Your task: Report every line in the listing that contains the string "gmail".
▼▼▼
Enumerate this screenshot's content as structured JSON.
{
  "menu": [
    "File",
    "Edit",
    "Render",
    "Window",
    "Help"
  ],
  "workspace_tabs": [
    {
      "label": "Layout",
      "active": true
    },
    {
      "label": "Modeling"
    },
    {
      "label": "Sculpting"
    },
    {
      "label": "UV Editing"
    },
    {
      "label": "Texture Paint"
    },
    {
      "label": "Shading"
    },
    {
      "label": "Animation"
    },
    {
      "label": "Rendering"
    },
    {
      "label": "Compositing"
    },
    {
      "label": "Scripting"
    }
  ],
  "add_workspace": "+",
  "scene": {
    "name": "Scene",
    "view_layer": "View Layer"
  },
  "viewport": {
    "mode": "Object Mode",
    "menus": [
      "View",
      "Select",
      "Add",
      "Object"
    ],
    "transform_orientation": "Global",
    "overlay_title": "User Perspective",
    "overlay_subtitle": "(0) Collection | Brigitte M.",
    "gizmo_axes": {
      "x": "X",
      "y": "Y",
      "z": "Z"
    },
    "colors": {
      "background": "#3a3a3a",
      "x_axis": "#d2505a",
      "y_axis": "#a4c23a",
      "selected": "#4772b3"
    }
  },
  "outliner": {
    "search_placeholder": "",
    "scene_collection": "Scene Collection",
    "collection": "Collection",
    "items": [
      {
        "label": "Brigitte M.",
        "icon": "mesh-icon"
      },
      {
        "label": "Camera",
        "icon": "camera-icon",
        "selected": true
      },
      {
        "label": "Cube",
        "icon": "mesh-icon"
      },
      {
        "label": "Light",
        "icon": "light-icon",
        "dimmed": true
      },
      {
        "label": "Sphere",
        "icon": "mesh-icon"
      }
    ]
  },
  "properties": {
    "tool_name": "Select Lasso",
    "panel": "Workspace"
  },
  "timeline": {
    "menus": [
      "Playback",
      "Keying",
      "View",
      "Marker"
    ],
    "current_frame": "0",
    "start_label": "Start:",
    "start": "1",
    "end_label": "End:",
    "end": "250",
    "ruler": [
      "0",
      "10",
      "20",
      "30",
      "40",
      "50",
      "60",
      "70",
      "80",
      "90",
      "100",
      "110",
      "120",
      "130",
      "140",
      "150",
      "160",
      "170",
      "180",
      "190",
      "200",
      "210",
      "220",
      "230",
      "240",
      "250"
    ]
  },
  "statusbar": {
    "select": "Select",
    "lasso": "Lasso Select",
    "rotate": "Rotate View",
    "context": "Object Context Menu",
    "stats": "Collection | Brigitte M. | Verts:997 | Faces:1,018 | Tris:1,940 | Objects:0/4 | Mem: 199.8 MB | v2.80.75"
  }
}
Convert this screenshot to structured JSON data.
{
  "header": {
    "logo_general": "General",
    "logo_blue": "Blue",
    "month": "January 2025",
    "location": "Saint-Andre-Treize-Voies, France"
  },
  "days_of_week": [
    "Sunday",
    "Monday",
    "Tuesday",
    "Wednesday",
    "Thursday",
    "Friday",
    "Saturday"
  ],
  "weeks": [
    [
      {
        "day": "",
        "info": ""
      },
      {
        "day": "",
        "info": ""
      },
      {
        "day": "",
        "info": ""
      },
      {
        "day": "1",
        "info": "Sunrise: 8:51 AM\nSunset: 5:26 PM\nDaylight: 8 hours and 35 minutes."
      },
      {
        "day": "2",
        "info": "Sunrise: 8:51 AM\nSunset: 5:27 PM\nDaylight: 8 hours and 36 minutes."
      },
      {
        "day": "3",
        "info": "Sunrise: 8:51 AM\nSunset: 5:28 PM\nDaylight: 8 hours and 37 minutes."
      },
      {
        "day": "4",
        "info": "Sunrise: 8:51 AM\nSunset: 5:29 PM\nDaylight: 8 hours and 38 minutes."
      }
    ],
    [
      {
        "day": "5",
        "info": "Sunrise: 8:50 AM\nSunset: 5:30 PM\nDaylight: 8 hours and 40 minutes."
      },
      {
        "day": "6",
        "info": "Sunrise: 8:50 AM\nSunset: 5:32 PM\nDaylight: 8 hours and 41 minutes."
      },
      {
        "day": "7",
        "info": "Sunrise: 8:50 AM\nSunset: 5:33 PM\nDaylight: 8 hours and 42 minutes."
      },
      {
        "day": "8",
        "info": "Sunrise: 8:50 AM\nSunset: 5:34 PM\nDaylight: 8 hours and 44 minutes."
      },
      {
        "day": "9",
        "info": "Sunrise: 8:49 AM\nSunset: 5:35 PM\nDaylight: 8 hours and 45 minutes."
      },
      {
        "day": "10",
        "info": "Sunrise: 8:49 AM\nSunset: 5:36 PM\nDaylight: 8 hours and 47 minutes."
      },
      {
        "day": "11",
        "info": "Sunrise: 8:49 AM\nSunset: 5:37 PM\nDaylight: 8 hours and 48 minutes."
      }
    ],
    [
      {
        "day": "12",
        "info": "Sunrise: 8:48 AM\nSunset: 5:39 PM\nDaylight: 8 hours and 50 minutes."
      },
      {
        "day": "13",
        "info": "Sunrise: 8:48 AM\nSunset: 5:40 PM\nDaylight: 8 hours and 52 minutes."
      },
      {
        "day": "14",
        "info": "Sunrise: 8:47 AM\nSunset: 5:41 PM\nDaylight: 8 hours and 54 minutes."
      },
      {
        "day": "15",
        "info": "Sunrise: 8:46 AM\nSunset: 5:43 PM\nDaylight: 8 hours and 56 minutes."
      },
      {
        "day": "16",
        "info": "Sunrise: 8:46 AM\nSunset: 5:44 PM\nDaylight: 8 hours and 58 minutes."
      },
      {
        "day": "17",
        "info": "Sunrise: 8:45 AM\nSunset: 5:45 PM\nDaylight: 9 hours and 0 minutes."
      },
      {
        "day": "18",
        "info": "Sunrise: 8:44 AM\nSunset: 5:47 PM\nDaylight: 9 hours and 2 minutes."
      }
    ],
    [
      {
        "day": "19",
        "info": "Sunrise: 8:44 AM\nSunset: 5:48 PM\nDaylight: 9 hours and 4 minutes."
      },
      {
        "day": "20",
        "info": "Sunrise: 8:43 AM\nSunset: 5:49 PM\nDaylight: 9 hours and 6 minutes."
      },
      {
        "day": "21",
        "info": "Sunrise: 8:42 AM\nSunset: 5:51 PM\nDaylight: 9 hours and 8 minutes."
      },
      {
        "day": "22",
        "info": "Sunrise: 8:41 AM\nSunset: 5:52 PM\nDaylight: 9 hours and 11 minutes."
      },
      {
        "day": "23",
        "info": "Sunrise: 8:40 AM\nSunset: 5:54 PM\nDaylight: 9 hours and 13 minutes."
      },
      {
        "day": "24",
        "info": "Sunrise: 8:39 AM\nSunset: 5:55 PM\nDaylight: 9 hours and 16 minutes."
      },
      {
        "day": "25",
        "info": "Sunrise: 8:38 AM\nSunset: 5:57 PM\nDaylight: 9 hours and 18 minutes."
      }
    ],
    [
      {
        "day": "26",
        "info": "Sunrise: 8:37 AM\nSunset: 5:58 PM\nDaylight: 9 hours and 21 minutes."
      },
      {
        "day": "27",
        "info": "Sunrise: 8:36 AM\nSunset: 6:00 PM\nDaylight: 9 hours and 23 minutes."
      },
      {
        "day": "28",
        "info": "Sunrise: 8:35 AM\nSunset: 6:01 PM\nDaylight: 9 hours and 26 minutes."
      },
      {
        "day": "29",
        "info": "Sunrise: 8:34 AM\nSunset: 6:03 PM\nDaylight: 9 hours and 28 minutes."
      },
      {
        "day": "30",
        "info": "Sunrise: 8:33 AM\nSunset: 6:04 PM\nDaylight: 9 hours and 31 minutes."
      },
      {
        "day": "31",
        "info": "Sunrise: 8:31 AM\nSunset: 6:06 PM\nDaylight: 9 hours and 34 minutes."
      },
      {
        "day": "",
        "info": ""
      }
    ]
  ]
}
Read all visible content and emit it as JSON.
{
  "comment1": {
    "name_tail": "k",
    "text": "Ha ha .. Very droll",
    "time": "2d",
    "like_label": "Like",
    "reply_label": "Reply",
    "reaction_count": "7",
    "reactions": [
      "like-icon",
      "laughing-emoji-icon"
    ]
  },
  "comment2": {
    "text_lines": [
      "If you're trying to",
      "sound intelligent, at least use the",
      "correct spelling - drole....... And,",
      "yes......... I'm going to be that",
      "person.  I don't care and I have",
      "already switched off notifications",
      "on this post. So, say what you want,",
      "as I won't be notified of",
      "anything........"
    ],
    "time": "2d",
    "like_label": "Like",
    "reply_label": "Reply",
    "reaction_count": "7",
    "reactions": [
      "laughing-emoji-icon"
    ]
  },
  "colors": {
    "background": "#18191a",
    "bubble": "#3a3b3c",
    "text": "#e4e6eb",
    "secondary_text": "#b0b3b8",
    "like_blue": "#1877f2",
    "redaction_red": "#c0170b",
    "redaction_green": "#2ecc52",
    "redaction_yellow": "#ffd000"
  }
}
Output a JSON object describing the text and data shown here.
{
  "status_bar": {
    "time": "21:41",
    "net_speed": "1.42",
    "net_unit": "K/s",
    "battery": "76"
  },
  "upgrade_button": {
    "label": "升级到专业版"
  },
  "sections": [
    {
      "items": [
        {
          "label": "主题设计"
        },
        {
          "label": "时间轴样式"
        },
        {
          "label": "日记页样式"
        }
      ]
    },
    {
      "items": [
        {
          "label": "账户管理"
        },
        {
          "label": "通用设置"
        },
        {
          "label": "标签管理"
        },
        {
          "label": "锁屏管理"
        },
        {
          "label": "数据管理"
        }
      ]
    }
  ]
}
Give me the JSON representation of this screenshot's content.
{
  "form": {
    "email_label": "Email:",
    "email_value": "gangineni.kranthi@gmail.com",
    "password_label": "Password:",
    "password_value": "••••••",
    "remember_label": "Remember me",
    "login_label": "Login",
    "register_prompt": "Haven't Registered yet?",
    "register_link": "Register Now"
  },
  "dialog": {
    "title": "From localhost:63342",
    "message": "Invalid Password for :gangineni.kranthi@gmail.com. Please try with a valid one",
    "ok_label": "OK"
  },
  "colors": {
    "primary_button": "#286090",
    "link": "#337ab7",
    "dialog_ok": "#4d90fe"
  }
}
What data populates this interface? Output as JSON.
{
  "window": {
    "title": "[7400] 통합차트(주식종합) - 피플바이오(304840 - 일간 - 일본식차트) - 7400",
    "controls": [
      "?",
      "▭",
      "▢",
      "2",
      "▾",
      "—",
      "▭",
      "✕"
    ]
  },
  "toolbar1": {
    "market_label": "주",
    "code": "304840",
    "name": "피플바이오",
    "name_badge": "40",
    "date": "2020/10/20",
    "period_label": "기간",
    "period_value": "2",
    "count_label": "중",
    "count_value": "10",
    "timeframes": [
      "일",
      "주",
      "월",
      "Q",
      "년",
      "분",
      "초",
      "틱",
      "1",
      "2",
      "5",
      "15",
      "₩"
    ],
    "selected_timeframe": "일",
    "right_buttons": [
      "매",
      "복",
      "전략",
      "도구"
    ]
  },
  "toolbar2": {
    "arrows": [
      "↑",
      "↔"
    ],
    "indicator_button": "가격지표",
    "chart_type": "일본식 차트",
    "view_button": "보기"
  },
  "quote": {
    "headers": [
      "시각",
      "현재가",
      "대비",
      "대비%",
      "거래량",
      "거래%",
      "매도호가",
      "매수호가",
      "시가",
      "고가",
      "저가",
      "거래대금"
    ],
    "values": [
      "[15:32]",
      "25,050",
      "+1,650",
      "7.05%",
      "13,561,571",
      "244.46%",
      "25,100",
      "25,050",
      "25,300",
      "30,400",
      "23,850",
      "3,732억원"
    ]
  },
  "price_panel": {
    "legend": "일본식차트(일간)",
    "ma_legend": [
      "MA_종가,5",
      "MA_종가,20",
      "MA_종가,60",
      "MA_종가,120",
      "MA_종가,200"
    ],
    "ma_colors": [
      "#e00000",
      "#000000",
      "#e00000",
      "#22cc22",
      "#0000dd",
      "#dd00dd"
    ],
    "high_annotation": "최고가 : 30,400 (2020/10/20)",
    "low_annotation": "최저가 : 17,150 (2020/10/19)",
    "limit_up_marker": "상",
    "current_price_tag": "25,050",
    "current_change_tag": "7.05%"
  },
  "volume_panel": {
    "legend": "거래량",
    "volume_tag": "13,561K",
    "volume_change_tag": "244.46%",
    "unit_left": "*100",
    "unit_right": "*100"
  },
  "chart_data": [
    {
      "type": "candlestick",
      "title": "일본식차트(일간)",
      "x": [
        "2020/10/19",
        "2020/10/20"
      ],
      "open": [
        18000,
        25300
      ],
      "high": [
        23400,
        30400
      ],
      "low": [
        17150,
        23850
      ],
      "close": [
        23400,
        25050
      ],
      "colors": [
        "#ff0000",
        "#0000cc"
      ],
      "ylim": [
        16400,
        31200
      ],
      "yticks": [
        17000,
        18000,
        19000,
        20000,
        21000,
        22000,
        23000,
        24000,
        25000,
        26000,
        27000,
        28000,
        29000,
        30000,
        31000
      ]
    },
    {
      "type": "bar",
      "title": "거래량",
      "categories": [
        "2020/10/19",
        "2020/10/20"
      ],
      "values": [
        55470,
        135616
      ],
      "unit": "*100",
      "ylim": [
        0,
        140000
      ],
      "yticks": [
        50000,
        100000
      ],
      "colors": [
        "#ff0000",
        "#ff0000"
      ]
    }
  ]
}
▲▲▲
Response:
    "email_value": "gangineni.kranthi@gmail.com",
    "message": "Invalid Password for :gangineni.kranthi@gmail.com. Please try with a valid one",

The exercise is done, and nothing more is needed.